What the task requires: Show every line in the entries below where the word "command" appears.

Supplied data:
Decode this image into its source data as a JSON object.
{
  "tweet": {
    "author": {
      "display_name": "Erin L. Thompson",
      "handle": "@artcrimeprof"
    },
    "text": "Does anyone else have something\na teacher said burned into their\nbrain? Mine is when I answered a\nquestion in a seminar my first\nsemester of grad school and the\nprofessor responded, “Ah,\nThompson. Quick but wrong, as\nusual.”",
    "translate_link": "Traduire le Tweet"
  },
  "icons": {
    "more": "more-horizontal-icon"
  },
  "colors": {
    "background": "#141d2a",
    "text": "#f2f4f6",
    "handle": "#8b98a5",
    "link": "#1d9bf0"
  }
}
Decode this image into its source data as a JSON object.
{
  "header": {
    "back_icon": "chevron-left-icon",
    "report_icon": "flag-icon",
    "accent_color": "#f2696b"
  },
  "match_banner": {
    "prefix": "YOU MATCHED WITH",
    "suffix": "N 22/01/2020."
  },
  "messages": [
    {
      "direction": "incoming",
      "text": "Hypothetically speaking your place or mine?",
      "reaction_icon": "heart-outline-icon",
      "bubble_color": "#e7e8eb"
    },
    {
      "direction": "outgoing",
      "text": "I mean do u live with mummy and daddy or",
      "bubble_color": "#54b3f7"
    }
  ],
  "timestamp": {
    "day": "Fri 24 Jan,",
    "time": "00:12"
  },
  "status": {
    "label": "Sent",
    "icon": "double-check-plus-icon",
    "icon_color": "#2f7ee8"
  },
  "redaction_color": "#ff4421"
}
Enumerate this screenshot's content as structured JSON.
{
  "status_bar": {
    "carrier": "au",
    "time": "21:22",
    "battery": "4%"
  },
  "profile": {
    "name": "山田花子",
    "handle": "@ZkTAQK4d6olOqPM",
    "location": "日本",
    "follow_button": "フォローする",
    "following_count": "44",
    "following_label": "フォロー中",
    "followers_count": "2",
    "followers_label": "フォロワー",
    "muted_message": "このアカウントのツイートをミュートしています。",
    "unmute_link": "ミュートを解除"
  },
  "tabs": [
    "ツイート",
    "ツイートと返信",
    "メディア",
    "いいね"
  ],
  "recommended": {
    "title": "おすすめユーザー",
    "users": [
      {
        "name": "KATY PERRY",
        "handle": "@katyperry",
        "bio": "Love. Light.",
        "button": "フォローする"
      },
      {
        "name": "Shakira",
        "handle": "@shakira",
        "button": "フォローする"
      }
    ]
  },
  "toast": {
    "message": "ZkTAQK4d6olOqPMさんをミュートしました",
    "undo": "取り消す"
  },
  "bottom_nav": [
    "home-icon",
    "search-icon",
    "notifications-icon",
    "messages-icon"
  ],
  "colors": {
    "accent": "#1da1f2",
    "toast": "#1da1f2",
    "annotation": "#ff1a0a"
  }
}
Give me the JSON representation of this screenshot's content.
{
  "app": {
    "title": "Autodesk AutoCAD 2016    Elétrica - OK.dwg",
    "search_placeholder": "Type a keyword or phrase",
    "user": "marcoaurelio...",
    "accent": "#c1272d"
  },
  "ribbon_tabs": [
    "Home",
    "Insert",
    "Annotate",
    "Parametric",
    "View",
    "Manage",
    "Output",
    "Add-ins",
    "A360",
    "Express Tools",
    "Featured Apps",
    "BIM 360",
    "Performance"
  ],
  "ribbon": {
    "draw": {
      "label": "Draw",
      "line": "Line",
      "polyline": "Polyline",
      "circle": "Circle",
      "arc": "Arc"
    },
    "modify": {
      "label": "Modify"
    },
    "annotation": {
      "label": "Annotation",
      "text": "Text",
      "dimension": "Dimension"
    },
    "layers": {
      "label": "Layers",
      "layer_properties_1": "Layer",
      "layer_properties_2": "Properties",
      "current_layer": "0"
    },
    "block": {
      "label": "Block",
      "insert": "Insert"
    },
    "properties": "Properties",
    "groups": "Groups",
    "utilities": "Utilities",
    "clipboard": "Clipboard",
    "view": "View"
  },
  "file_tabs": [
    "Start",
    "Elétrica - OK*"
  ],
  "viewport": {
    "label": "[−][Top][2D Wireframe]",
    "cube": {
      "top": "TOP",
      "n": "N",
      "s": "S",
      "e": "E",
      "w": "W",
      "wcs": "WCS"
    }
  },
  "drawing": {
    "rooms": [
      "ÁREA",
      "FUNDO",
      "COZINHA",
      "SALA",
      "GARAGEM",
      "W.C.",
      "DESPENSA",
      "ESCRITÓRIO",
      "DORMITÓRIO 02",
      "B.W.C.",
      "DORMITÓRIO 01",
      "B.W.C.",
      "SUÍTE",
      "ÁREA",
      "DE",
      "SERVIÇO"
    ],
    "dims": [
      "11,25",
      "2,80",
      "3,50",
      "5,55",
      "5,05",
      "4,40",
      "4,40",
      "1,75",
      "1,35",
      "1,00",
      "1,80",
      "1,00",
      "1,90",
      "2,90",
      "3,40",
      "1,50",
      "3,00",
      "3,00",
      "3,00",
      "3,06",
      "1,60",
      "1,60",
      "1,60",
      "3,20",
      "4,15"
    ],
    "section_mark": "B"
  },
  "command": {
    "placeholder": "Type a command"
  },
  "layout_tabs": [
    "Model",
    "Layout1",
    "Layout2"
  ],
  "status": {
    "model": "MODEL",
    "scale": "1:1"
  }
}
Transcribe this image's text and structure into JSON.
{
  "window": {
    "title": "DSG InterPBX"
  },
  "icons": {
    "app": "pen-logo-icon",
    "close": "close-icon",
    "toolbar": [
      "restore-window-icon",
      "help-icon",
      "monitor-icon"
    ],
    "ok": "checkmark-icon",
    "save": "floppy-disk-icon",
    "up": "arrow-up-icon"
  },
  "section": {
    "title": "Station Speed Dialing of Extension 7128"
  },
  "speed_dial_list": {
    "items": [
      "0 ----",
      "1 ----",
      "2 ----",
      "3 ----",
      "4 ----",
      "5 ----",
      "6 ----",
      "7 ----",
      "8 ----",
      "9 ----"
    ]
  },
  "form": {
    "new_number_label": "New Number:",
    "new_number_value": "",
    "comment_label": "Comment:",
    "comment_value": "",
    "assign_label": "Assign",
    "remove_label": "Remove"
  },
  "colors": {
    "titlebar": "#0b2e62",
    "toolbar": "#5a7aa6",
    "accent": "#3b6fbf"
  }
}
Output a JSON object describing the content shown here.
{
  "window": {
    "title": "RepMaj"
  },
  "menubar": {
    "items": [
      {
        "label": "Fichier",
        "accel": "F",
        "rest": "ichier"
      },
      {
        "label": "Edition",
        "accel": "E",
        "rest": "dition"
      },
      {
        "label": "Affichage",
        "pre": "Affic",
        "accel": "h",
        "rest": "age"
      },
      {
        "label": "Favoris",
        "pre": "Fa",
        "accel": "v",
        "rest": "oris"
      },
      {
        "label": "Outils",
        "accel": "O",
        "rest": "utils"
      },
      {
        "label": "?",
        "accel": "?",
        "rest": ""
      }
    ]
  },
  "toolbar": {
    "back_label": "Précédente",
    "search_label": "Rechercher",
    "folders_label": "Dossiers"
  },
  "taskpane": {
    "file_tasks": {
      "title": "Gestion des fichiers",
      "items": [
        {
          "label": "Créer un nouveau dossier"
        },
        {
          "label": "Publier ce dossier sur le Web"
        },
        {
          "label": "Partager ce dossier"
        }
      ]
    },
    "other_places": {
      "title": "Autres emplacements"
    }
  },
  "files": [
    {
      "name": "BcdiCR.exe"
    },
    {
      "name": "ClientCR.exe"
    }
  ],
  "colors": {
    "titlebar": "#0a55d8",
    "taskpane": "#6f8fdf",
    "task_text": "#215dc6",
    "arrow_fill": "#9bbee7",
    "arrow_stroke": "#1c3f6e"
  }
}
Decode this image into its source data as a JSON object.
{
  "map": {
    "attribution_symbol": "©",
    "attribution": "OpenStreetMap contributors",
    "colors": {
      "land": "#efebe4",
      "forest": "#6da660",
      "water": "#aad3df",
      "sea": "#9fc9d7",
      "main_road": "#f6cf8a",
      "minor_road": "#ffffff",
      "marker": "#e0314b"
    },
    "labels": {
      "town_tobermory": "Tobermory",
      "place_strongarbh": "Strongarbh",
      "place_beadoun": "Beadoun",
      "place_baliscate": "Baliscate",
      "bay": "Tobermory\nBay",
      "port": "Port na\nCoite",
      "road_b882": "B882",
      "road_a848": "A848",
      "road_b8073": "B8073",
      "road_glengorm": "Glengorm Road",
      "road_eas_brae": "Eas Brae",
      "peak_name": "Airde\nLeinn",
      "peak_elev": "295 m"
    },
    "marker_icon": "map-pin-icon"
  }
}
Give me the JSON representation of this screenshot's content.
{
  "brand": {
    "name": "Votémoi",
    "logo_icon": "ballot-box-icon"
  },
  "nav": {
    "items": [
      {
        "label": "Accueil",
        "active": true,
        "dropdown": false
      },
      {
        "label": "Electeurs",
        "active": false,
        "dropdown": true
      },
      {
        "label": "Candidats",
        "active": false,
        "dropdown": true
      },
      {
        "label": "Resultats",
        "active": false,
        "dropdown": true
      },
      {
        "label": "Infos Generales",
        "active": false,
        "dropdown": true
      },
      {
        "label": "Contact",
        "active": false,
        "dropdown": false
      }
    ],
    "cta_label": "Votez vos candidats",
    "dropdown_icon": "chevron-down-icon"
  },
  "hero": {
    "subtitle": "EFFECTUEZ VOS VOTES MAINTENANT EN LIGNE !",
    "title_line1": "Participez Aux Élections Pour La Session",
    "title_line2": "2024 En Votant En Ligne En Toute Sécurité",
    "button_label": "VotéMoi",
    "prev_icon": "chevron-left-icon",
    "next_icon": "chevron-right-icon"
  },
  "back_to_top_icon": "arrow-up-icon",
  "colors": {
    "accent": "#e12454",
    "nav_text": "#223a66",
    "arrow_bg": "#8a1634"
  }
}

Solution:
  "command": {
    "placeholder": "Type a command"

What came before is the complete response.